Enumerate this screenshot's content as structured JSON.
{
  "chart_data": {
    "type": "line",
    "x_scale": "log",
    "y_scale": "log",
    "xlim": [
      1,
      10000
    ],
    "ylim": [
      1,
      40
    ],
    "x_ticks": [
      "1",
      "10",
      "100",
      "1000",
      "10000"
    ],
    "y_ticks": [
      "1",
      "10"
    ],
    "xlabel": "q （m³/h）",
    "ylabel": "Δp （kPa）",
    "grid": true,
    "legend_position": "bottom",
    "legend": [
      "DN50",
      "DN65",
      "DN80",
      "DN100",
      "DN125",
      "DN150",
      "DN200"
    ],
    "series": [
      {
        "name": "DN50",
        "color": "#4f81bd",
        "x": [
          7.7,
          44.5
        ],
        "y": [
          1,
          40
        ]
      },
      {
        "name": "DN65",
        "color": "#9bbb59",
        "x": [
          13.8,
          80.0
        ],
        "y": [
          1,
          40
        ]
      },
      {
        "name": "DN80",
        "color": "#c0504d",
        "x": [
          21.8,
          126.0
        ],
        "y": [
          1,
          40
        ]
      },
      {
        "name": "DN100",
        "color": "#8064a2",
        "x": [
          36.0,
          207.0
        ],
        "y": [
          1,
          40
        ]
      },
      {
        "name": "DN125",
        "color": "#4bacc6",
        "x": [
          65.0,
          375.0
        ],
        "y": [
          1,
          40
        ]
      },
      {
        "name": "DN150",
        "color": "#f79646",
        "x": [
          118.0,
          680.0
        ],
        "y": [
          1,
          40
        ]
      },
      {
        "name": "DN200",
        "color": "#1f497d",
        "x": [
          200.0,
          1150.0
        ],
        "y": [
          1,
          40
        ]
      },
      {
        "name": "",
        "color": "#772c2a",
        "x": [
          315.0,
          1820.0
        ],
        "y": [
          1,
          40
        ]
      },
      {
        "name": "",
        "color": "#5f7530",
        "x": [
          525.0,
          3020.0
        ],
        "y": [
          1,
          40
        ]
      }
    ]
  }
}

####

Given request: Wherever "color" shows up in a line, copy that line.

The answer:
        "color": "#4f81bd",
        "color": "#9bbb59",
        "color": "#c0504d",
        "color": "#8064a2",
        "color": "#4bacc6",
        "color": "#f79646",
        "color": "#1f497d",
        "color": "#772c2a",
        "color": "#5f7530",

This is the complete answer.